Records about charts and figures:
******

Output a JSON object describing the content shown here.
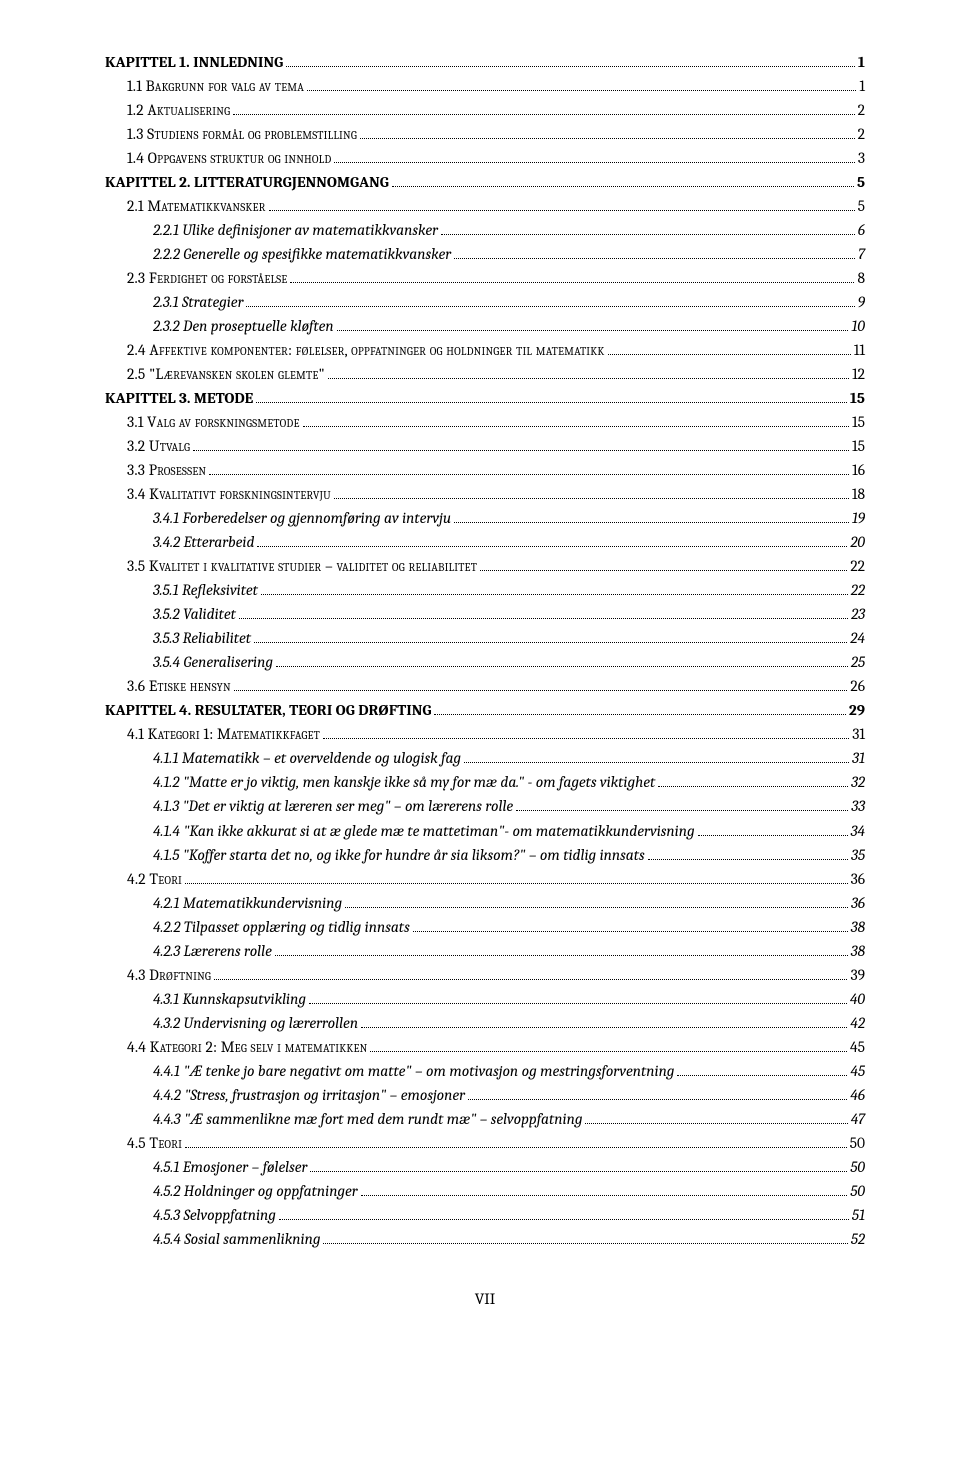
{
  "footer": "VII",
  "entries": [
    {
      "level": 0,
      "text": "KAPITTEL 1. INNLEDNING",
      "page": "1",
      "smallcaps": false
    },
    {
      "level": 1,
      "text": "1.1 Bakgrunn for valg av tema",
      "page": "1",
      "smallcaps": true
    },
    {
      "level": 1,
      "text": "1.2 Aktualisering",
      "page": "2",
      "smallcaps": true
    },
    {
      "level": 1,
      "text": "1.3 Studiens formål og problemstilling",
      "page": "2",
      "smallcaps": true
    },
    {
      "level": 1,
      "text": "1.4 Oppgavens struktur og innhold",
      "page": "3",
      "smallcaps": true
    },
    {
      "level": 0,
      "text": "KAPITTEL 2. LITTERATURGJENNOMGANG",
      "page": "5",
      "smallcaps": false
    },
    {
      "level": 1,
      "text": "2.1 Matematikkvansker",
      "page": "5",
      "smallcaps": true
    },
    {
      "level": 2,
      "text": "2.2.1 Ulike definisjoner av matematikkvansker",
      "page": " 6",
      "smallcaps": false
    },
    {
      "level": 2,
      "text": "2.2.2 Generelle og spesifikke matematikkvansker",
      "page": " 7",
      "smallcaps": false
    },
    {
      "level": 1,
      "text": "2.3 Ferdighet og forståelse",
      "page": "8",
      "smallcaps": true
    },
    {
      "level": 2,
      "text": "2.3.1 Strategier",
      "page": " 9",
      "smallcaps": false
    },
    {
      "level": 2,
      "text": "2.3.2 Den proseptuelle kløften",
      "page": "10",
      "smallcaps": false
    },
    {
      "level": 1,
      "text": "2.4 Affektive komponenter: følelser, oppfatninger og holdninger til matematikk",
      "page": "11",
      "smallcaps": true
    },
    {
      "level": 1,
      "text": "2.5 \"Lærevansken skolen glemte\"",
      "page": "12",
      "smallcaps": true
    },
    {
      "level": 0,
      "text": "KAPITTEL 3. METODE",
      "page": "15",
      "smallcaps": false
    },
    {
      "level": 1,
      "text": "3.1 Valg av forskningsmetode",
      "page": "15",
      "smallcaps": true
    },
    {
      "level": 1,
      "text": "3.2 Utvalg",
      "page": "15",
      "smallcaps": true
    },
    {
      "level": 1,
      "text": "3.3 Prosessen",
      "page": "16",
      "smallcaps": true
    },
    {
      "level": 1,
      "text": "3.4 Kvalitativt forskningsintervju",
      "page": "18",
      "smallcaps": true
    },
    {
      "level": 2,
      "text": "3.4.1 Forberedelser og gjennomføring av intervju",
      "page": "19",
      "smallcaps": false
    },
    {
      "level": 2,
      "text": "3.4.2 Etterarbeid",
      "page": "20",
      "smallcaps": false
    },
    {
      "level": 1,
      "text": "3.5 Kvalitet i kvalitative studier – validitet og reliabilitet",
      "page": "22",
      "smallcaps": true
    },
    {
      "level": 2,
      "text": "3.5.1 Refleksivitet",
      "page": "22",
      "smallcaps": false
    },
    {
      "level": 2,
      "text": "3.5.2 Validitet",
      "page": "23",
      "smallcaps": false
    },
    {
      "level": 2,
      "text": "3.5.3 Reliabilitet",
      "page": "24",
      "smallcaps": false
    },
    {
      "level": 2,
      "text": "3.5.4 Generalisering",
      "page": "25",
      "smallcaps": false
    },
    {
      "level": 1,
      "text": "3.6 Etiske hensyn",
      "page": "26",
      "smallcaps": true
    },
    {
      "level": 0,
      "text": "KAPITTEL 4. RESULTATER, TEORI OG DRØFTING",
      "page": "29",
      "smallcaps": false
    },
    {
      "level": 1,
      "text": "4.1 Kategori 1: Matematikkfaget",
      "page": "31",
      "smallcaps": true
    },
    {
      "level": 2,
      "text": "4.1.1 Matematikk – et overveldende og ulogisk fag",
      "page": "31",
      "smallcaps": false
    },
    {
      "level": 2,
      "text": "4.1.2 \"Matte er jo viktig, men kanskje ikke så my for mæ da.\" - om fagets viktighet",
      "page": "32",
      "smallcaps": false
    },
    {
      "level": 2,
      "text": "4.1.3 \"Det er viktig at læreren ser meg\" – om lærerens rolle",
      "page": "33",
      "smallcaps": false
    },
    {
      "level": 2,
      "text": "4.1.4 \"Kan ikke akkurat si at æ glede mæ te mattetiman\"- om matematikkundervisning",
      "page": "34",
      "smallcaps": false
    },
    {
      "level": 2,
      "text": "4.1.5 \"Koffer starta det no, og ikke for hundre år sia liksom?\" – om tidlig innsats",
      "page": "35",
      "smallcaps": false
    },
    {
      "level": 1,
      "text": "4.2 Teori",
      "page": "36",
      "smallcaps": true
    },
    {
      "level": 2,
      "text": "4.2.1 Matematikkundervisning",
      "page": "36",
      "smallcaps": false
    },
    {
      "level": 2,
      "text": "4.2.2 Tilpasset opplæring og tidlig innsats",
      "page": "38",
      "smallcaps": false
    },
    {
      "level": 2,
      "text": "4.2.3 Lærerens rolle",
      "page": "38",
      "smallcaps": false
    },
    {
      "level": 1,
      "text": "4.3 Drøftning",
      "page": "39",
      "smallcaps": true
    },
    {
      "level": 2,
      "text": "4.3.1 Kunnskapsutvikling",
      "page": "40",
      "smallcaps": false
    },
    {
      "level": 2,
      "text": "4.3.2 Undervisning og lærerrollen",
      "page": "42",
      "smallcaps": false
    },
    {
      "level": 1,
      "text": "4.4 Kategori 2: Meg selv i matematikken",
      "page": "45",
      "smallcaps": true
    },
    {
      "level": 2,
      "text": "4.4.1 \"Æ tenke jo bare negativt om matte\" – om motivasjon og mestringsforventning",
      "page": "45",
      "smallcaps": false
    },
    {
      "level": 2,
      "text": "4.4.2 \"Stress, frustrasjon og irritasjon\" – emosjoner",
      "page": "46",
      "smallcaps": false
    },
    {
      "level": 2,
      "text": "4.4.3 \"Æ sammenlikne mæ fort med dem rundt mæ\" – selvoppfatning",
      "page": "47",
      "smallcaps": false
    },
    {
      "level": 1,
      "text": "4.5 Teori",
      "page": "50",
      "smallcaps": true
    },
    {
      "level": 2,
      "text": "4.5.1 Emosjoner – følelser",
      "page": "50",
      "smallcaps": false
    },
    {
      "level": 2,
      "text": "4.5.2 Holdninger og oppfatninger",
      "page": "50",
      "smallcaps": false
    },
    {
      "level": 2,
      "text": "4.5.3 Selvoppfatning",
      "page": "51",
      "smallcaps": false
    },
    {
      "level": 2,
      "text": "4.5.4 Sosial sammenlikning",
      "page": "52",
      "smallcaps": false
    }
  ]
}
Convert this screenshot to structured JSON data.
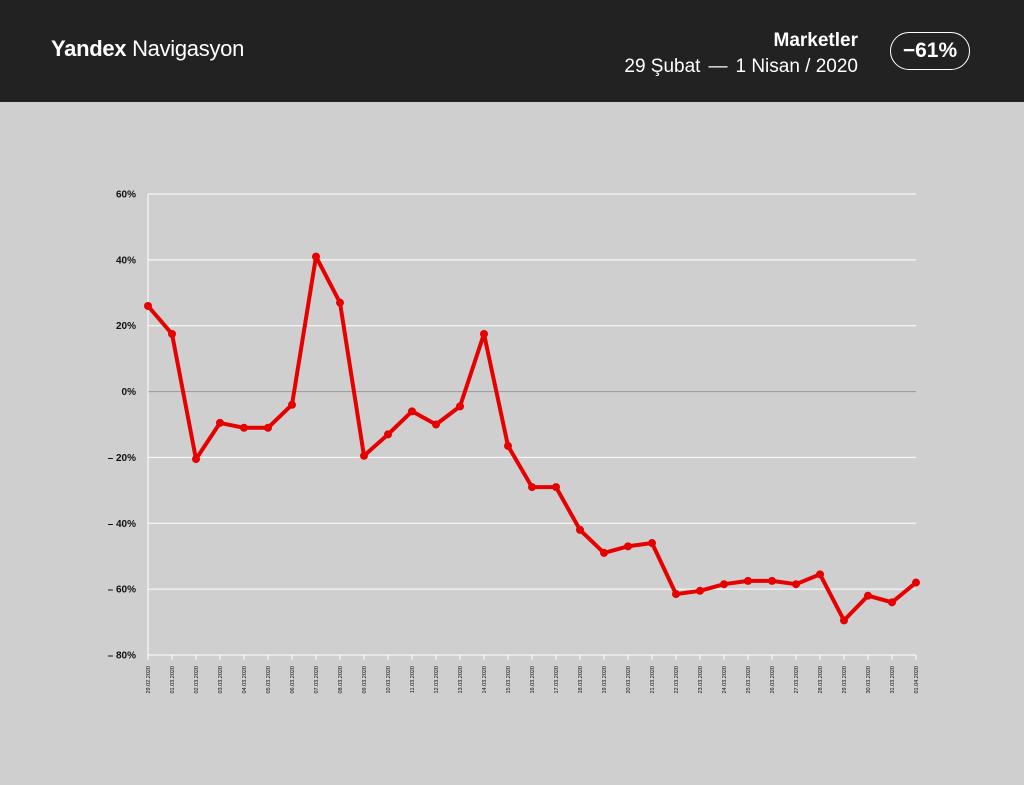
{
  "header": {
    "brand_bold": "Yandex",
    "brand_light": "Navigasyon",
    "title": "Marketler",
    "range_start": "29 Şubat",
    "range_sep": "—",
    "range_end": "1 Nisan / 2020",
    "change": "−61%"
  },
  "colors": {
    "header_bg": "#222222",
    "page_bg": "#cfcfcf",
    "line": "#e60000",
    "grid": "#ffffff",
    "zero_line": "#999999"
  },
  "chart_data": {
    "type": "line",
    "title": "",
    "xlabel": "",
    "ylabel": "",
    "ylim": [
      -80,
      60
    ],
    "yticks": [
      60,
      40,
      20,
      0,
      -20,
      -40,
      -60,
      -80
    ],
    "ytick_labels": [
      "60%",
      "40%",
      "20%",
      "0%",
      "– 20%",
      "– 40%",
      "– 60%",
      "– 80%"
    ],
    "grid": true,
    "categories": [
      "29.02.2020",
      "01.03.2020",
      "02.03.2020",
      "03.03.2020",
      "04.03.2020",
      "05.03.2020",
      "06.03.2020",
      "07.03.2020",
      "08.03.2020",
      "09.03.2020",
      "10.03.2020",
      "11.03.2020",
      "12.03.2020",
      "13.03.2020",
      "14.03.2020",
      "15.03.2020",
      "16.03.2020",
      "17.03.2020",
      "18.03.2020",
      "19.03.2020",
      "20.03.2020",
      "21.03.2020",
      "22.03.2020",
      "23.03.2020",
      "24.03.2020",
      "25.03.2020",
      "26.03.2020",
      "27.03.2020",
      "28.03.2020",
      "29.03.2020",
      "30.03.2020",
      "31.03.2020",
      "01.04.2020"
    ],
    "series": [
      {
        "values": [
          26,
          17.5,
          -20.5,
          -9.5,
          -11,
          -11,
          -4,
          41,
          27,
          -19.5,
          -13,
          -6,
          -10,
          -4.5,
          17.5,
          -16.5,
          -29,
          -29,
          -42,
          -49,
          -47,
          -46,
          -61.5,
          -60.5,
          -58.5,
          -57.5,
          -57.5,
          -58.5,
          -55.5,
          -69.5,
          -62,
          -64,
          -58
        ]
      }
    ]
  }
}
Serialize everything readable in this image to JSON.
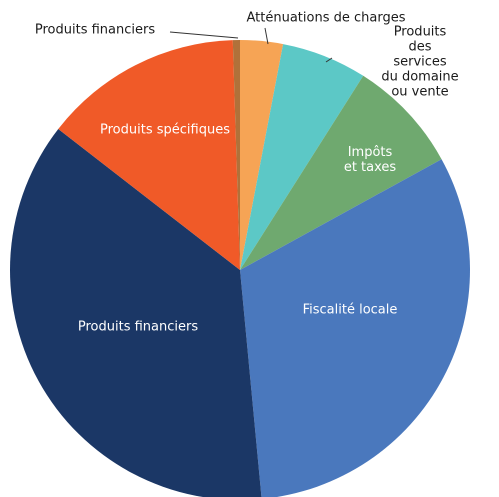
{
  "chart_data": {
    "type": "pie",
    "categories": [
      "Atténuations de charges",
      "Produits des services\ndu domaine\nou vente",
      "Impôts\net taxes",
      "Fiscalité locale",
      "Produits financiers",
      "Produits spécifiques",
      "Produits financiers"
    ],
    "values": [
      3,
      6,
      8,
      31.5,
      37,
      14,
      0.5
    ],
    "colors": [
      "#f6a455",
      "#5cc8c6",
      "#6fa96f",
      "#4a78bd",
      "#1b3766",
      "#f05a28",
      "#b0713a"
    ]
  }
}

******

Task description: State how many lines in the records above contain the word "følelser", and give only that number.

Answer below: 2